▸ Task objective
Write out the data again in full, exactly as it reads.

▸ Source material
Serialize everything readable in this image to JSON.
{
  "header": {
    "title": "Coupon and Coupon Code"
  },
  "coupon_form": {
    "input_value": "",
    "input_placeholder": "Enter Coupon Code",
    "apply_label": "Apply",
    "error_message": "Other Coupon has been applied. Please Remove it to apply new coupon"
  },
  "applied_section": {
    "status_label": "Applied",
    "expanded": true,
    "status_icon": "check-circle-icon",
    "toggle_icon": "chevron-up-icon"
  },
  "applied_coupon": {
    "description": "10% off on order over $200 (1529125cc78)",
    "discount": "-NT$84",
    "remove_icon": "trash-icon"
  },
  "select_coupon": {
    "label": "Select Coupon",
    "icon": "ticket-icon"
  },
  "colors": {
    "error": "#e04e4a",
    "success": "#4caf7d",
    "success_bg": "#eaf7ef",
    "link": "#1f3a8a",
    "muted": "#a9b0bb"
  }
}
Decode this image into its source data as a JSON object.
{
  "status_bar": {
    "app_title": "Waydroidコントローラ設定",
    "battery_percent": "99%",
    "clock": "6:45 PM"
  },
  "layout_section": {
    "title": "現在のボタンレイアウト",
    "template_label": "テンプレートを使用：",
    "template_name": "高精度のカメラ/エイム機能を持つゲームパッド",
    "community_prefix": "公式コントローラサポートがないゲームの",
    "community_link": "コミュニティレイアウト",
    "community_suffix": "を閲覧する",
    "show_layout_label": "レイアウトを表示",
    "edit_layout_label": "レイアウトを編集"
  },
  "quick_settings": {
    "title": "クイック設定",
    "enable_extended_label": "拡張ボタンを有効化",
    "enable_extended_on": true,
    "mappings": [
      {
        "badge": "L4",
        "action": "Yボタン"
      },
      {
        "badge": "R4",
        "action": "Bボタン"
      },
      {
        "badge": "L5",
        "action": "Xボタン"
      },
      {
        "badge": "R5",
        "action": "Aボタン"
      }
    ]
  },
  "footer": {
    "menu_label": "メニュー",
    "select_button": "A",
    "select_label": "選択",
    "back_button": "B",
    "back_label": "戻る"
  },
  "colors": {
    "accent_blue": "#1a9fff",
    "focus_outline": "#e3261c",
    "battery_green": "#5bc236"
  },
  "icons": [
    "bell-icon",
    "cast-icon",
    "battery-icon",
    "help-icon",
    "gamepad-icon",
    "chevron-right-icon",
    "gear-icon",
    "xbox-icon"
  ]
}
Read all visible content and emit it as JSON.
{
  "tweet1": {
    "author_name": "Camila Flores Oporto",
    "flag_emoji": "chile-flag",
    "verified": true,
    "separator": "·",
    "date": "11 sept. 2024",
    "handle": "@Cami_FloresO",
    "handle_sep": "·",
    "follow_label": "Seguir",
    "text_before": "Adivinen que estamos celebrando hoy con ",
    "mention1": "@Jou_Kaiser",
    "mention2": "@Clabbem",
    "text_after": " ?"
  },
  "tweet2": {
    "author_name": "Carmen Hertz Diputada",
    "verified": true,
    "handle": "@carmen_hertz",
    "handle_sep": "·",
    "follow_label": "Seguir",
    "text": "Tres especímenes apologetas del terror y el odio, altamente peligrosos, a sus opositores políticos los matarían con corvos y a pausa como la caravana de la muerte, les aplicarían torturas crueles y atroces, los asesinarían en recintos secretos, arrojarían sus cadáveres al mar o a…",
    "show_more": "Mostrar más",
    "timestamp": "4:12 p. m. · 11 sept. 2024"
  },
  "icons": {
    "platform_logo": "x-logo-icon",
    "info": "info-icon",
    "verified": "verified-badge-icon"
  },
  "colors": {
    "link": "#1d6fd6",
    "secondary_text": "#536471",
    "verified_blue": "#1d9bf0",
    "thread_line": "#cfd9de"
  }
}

▸ Output of the task
Serialize everything readable in this image to JSON.
{
  "header": {
    "title": "Coupon and Coupon Code"
  },
  "coupon_form": {
    "input_value": "",
    "input_placeholder": "Enter Coupon Code",
    "apply_label": "Apply",
    "error_message": "Other Coupon has been applied. Please Remove it to apply new coupon"
  },
  "applied_section": {
    "status_label": "Applied",
    "expanded": true,
    "status_icon": "check-circle-icon",
    "toggle_icon": "chevron-up-icon"
  },
  "applied_coupon": {
    "description": "10% off on order over $200 (1529125cc78)",
    "discount": "-NT$84",
    "remove_icon": "trash-icon"
  },
  "select_coupon": {
    "label": "Select Coupon",
    "icon": "ticket-icon"
  },
  "colors": {
    "error": "#e04e4a",
    "success": "#4caf7d",
    "success_bg": "#eaf7ef",
    "link": "#1f3a8a",
    "muted": "#a9b0bb"
  }
}
Decode this image into its source data as a JSON object.
{
  "status_bar": {
    "app_title": "Waydroidコントローラ設定",
    "battery_percent": "99%",
    "clock": "6:45 PM"
  },
  "layout_section": {
    "title": "現在のボタンレイアウト",
    "template_label": "テンプレートを使用：",
    "template_name": "高精度のカメラ/エイム機能を持つゲームパッド",
    "community_prefix": "公式コントローラサポートがないゲームの",
    "community_link": "コミュニティレイアウト",
    "community_suffix": "を閲覧する",
    "show_layout_label": "レイアウトを表示",
    "edit_layout_label": "レイアウトを編集"
  },
  "quick_settings": {
    "title": "クイック設定",
    "enable_extended_label": "拡張ボタンを有効化",
    "enable_extended_on": true,
    "mappings": [
      {
        "badge": "L4",
        "action": "Yボタン"
      },
      {
        "badge": "R4",
        "action": "Bボタン"
      },
      {
        "badge": "L5",
        "action": "Xボタン"
      },
      {
        "badge": "R5",
        "action": "Aボタン"
      }
    ]
  },
  "footer": {
    "menu_label": "メニュー",
    "select_button": "A",
    "select_label": "選択",
    "back_button": "B",
    "back_label": "戻る"
  },
  "colors": {
    "accent_blue": "#1a9fff",
    "focus_outline": "#e3261c",
    "battery_green": "#5bc236"
  },
  "icons": [
    "bell-icon",
    "cast-icon",
    "battery-icon",
    "help-icon",
    "gamepad-icon",
    "chevron-right-icon",
    "gear-icon",
    "xbox-icon"
  ]
}
Read all visible content and emit it as JSON.
{
  "tweet1": {
    "author_name": "Camila Flores Oporto",
    "flag_emoji": "chile-flag",
    "verified": true,
    "separator": "·",
    "date": "11 sept. 2024",
    "handle": "@Cami_FloresO",
    "handle_sep": "·",
    "follow_label": "Seguir",
    "text_before": "Adivinen que estamos celebrando hoy con ",
    "mention1": "@Jou_Kaiser",
    "mention2": "@Clabbem",
    "text_after": " ?"
  },
  "tweet2": {
    "author_name": "Carmen Hertz Diputada",
    "verified": true,
    "handle": "@carmen_hertz",
    "handle_sep": "·",
    "follow_label": "Seguir",
    "text": "Tres especímenes apologetas del terror y el odio, altamente peligrosos, a sus opositores políticos los matarían con corvos y a pausa como la caravana de la muerte, les aplicarían torturas crueles y atroces, los asesinarían en recintos secretos, arrojarían sus cadáveres al mar o a…",
    "show_more": "Mostrar más",
    "timestamp": "4:12 p. m. · 11 sept. 2024"
  },
  "icons": {
    "platform_logo": "x-logo-icon",
    "info": "info-icon",
    "verified": "verified-badge-icon"
  },
  "colors": {
    "link": "#1d6fd6",
    "secondary_text": "#536471",
    "verified_blue": "#1d9bf0",
    "thread_line": "#cfd9de"
  }
}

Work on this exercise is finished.